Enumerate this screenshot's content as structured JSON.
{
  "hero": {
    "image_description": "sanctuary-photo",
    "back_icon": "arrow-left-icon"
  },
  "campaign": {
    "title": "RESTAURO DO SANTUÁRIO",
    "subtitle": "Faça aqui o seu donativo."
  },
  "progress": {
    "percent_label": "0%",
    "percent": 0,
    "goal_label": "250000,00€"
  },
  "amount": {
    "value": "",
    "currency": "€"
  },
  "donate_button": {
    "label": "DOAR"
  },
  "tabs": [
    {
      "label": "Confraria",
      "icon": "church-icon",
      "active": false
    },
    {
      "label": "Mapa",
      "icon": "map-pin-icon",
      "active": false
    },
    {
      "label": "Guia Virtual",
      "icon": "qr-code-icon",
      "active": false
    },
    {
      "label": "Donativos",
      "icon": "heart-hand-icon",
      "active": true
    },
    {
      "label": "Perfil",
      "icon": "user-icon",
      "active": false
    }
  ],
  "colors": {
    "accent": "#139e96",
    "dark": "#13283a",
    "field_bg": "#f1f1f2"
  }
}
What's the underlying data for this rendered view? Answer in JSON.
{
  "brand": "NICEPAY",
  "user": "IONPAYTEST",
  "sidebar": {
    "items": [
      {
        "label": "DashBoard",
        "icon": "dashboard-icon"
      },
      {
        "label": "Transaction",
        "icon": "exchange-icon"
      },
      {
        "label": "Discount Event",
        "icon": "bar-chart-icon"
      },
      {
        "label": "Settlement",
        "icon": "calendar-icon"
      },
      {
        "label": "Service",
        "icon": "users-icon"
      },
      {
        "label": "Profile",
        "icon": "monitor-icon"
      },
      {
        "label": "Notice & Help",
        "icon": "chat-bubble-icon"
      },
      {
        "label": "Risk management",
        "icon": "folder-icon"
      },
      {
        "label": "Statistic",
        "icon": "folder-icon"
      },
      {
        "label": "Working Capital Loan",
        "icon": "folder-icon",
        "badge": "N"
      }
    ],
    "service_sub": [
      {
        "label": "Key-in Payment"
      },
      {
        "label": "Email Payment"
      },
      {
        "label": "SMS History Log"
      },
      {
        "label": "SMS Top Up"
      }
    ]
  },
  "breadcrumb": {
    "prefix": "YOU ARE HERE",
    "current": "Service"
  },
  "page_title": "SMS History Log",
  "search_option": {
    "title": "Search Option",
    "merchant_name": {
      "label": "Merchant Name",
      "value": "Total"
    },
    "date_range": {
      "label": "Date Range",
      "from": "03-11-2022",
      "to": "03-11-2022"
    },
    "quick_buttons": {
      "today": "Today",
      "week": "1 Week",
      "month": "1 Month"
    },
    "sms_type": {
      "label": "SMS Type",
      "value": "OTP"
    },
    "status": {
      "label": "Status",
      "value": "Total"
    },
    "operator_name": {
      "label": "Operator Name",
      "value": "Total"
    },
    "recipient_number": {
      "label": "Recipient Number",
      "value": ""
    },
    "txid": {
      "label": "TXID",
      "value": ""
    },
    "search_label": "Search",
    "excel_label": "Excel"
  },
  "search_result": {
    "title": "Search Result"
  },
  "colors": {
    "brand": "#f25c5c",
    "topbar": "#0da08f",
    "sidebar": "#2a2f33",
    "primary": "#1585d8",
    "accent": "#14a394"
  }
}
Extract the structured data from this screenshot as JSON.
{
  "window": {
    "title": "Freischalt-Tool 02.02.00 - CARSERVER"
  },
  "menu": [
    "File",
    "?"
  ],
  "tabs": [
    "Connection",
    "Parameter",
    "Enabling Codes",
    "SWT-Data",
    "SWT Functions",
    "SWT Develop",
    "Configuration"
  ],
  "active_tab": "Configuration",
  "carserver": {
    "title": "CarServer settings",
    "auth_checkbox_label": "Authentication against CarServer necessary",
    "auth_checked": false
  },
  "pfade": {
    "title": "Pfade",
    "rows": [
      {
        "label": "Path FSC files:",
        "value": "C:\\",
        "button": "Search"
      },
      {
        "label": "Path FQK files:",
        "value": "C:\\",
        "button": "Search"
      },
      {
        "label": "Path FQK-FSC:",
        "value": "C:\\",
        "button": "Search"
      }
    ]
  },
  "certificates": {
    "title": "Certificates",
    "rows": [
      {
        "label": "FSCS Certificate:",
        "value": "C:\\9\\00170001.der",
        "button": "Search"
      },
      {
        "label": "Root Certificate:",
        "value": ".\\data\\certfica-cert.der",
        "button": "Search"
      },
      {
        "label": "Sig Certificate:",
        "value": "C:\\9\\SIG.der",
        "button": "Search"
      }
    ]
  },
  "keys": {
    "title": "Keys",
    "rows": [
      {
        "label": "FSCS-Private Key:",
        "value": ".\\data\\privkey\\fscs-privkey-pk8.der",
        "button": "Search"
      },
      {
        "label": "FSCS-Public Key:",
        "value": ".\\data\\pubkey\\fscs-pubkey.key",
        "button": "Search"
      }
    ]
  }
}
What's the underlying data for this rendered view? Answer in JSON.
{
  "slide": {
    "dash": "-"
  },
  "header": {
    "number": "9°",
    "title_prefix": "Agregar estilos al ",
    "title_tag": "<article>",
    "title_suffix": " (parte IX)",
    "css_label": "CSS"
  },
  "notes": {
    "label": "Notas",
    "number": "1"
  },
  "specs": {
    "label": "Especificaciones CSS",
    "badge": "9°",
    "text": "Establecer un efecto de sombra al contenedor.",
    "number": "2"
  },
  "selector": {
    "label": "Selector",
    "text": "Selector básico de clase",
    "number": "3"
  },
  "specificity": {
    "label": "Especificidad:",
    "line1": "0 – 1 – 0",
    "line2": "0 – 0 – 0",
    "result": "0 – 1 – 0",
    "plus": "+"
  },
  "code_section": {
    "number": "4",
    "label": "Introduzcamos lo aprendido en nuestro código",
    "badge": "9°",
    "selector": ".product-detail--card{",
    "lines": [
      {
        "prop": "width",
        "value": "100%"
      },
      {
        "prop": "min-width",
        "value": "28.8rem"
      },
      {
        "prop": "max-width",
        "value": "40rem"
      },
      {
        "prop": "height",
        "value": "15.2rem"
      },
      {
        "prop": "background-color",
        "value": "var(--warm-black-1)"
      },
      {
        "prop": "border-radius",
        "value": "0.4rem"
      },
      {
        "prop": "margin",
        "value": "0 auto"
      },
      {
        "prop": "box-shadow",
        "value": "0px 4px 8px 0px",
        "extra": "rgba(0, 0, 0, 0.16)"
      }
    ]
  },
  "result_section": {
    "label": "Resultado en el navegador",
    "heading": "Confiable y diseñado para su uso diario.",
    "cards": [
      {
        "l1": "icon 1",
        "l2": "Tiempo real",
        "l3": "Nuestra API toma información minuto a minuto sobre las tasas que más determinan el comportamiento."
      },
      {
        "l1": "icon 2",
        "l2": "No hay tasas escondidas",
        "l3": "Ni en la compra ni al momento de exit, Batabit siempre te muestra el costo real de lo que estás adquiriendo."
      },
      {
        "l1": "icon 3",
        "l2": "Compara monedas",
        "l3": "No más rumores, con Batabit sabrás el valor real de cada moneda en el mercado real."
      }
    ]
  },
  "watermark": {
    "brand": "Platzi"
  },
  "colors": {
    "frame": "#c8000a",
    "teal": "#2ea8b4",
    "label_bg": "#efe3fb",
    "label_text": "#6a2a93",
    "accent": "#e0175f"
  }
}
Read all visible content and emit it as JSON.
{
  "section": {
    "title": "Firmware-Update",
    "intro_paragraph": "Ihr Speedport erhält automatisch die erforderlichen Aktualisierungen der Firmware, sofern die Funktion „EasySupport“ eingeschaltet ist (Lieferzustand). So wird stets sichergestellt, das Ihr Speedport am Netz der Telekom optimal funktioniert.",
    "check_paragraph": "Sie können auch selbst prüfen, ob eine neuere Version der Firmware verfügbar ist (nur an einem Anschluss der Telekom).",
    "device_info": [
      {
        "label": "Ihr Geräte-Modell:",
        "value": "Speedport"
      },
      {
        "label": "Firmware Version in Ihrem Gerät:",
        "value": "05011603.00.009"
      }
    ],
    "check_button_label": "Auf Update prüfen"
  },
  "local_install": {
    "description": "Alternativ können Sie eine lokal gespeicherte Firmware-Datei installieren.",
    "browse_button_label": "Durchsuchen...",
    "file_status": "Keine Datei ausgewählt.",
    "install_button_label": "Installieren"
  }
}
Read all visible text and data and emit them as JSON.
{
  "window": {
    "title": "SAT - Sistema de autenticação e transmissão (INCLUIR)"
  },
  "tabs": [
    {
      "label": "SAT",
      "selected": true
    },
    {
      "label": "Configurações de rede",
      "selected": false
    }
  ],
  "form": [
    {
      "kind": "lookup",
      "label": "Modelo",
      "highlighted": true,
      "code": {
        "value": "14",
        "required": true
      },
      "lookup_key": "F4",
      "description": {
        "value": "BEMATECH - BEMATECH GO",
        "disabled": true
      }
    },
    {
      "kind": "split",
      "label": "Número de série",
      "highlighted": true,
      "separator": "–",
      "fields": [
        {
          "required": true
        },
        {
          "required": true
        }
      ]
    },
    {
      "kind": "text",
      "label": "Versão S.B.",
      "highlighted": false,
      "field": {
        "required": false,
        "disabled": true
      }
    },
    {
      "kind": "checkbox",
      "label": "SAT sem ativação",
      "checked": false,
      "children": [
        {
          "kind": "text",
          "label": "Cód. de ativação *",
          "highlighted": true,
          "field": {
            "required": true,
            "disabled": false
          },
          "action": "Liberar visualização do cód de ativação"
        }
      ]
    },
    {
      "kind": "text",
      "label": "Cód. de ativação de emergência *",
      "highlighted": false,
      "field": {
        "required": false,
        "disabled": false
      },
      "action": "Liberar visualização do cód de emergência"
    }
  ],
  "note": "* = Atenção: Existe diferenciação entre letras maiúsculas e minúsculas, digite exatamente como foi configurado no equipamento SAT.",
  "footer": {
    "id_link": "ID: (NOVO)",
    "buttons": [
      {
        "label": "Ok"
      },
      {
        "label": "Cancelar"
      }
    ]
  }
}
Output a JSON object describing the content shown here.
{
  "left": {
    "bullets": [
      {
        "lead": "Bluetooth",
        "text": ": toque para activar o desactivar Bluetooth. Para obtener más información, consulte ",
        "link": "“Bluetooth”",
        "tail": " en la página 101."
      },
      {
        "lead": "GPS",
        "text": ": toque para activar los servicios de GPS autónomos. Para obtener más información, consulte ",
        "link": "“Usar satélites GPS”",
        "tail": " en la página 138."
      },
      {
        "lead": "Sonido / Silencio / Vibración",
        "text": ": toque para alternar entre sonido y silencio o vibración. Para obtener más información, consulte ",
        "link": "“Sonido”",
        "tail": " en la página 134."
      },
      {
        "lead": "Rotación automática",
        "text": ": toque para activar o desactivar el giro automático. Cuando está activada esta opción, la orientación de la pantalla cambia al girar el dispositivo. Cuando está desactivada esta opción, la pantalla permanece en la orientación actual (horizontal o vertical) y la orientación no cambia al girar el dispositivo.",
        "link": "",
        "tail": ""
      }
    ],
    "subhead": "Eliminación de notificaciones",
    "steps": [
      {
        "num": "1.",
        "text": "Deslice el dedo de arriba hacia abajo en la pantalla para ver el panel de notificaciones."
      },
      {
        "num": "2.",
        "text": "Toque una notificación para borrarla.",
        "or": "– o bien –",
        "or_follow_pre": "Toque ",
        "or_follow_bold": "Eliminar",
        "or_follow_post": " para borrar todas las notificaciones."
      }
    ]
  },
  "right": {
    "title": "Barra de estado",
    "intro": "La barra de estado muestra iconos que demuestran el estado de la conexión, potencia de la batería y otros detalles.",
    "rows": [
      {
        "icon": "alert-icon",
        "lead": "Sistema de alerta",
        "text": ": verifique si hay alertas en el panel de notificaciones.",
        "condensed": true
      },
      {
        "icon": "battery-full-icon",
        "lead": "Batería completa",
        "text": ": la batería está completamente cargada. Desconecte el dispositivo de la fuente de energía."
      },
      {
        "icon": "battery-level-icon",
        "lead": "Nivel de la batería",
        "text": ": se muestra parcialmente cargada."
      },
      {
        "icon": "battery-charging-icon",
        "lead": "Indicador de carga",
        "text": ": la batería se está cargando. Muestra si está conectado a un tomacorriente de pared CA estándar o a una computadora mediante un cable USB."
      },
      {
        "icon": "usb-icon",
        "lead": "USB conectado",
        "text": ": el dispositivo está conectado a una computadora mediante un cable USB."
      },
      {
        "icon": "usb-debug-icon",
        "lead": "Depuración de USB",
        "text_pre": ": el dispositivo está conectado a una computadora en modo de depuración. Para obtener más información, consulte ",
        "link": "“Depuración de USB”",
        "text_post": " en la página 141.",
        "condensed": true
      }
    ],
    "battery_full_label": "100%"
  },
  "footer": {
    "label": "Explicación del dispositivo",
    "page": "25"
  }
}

▶ **Aim of the task**
Go through the listing above and list every line that has the word "computadora".

▶ **Solution for this exercise**
        "text": ": la batería se está cargando. Muestra si está conectado a un tomacorriente de pared CA estándar o a una computadora mediante un cable USB."
        "text": ": el dispositivo está conectado a una computadora mediante un cable USB."
        "text_pre": ": el dispositivo está conectado a una computadora en modo de depuración. Para obtener más información, consulte ",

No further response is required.